## EXTRACTED RECORDS

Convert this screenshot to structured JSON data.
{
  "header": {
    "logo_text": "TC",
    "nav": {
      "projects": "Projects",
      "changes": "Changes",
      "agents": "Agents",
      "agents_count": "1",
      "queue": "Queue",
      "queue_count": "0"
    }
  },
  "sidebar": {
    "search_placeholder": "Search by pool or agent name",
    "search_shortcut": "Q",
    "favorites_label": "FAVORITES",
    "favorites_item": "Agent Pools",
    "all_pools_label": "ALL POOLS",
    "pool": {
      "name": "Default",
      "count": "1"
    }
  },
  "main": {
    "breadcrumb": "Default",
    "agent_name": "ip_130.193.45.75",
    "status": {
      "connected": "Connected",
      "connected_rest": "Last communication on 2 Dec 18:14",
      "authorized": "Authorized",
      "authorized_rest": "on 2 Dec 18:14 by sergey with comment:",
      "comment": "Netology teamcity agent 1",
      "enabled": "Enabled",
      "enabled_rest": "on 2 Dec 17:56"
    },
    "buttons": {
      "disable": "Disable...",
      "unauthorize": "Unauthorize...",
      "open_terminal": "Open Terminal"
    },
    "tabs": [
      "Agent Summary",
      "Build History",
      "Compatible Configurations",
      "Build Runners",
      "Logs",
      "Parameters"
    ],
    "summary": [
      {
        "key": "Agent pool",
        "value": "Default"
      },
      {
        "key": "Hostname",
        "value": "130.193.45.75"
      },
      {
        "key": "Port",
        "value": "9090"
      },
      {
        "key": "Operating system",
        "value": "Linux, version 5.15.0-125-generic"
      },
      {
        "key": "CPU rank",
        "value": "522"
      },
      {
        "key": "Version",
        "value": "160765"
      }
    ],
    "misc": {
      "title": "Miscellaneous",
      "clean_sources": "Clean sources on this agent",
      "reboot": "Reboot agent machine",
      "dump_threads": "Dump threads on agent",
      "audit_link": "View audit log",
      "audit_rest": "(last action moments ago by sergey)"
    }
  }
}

## WHAT YOU SHOULD DO
Quote the data above in full, changing nothing.

## FINAL RESULT
Convert this screenshot to structured JSON data.
{
  "header": {
    "logo_text": "TC",
    "nav": {
      "projects": "Projects",
      "changes": "Changes",
      "agents": "Agents",
      "agents_count": "1",
      "queue": "Queue",
      "queue_count": "0"
    }
  },
  "sidebar": {
    "search_placeholder": "Search by pool or agent name",
    "search_shortcut": "Q",
    "favorites_label": "FAVORITES",
    "favorites_item": "Agent Pools",
    "all_pools_label": "ALL POOLS",
    "pool": {
      "name": "Default",
      "count": "1"
    }
  },
  "main": {
    "breadcrumb": "Default",
    "agent_name": "ip_130.193.45.75",
    "status": {
      "connected": "Connected",
      "connected_rest": "Last communication on 2 Dec 18:14",
      "authorized": "Authorized",
      "authorized_rest": "on 2 Dec 18:14 by sergey with comment:",
      "comment": "Netology teamcity agent 1",
      "enabled": "Enabled",
      "enabled_rest": "on 2 Dec 17:56"
    },
    "buttons": {
      "disable": "Disable...",
      "unauthorize": "Unauthorize...",
      "open_terminal": "Open Terminal"
    },
    "tabs": [
      "Agent Summary",
      "Build History",
      "Compatible Configurations",
      "Build Runners",
      "Logs",
      "Parameters"
    ],
    "summary": [
      {
        "key": "Agent pool",
        "value": "Default"
      },
      {
        "key": "Hostname",
        "value": "130.193.45.75"
      },
      {
        "key": "Port",
        "value": "9090"
      },
      {
        "key": "Operating system",
        "value": "Linux, version 5.15.0-125-generic"
      },
      {
        "key": "CPU rank",
        "value": "522"
      },
      {
        "key": "Version",
        "value": "160765"
      }
    ],
    "misc": {
      "title": "Miscellaneous",
      "clean_sources": "Clean sources on this agent",
      "reboot": "Reboot agent machine",
      "dump_threads": "Dump threads on agent",
      "audit_link": "View audit log",
      "audit_rest": "(last action moments ago by sergey)"
    }
  }
}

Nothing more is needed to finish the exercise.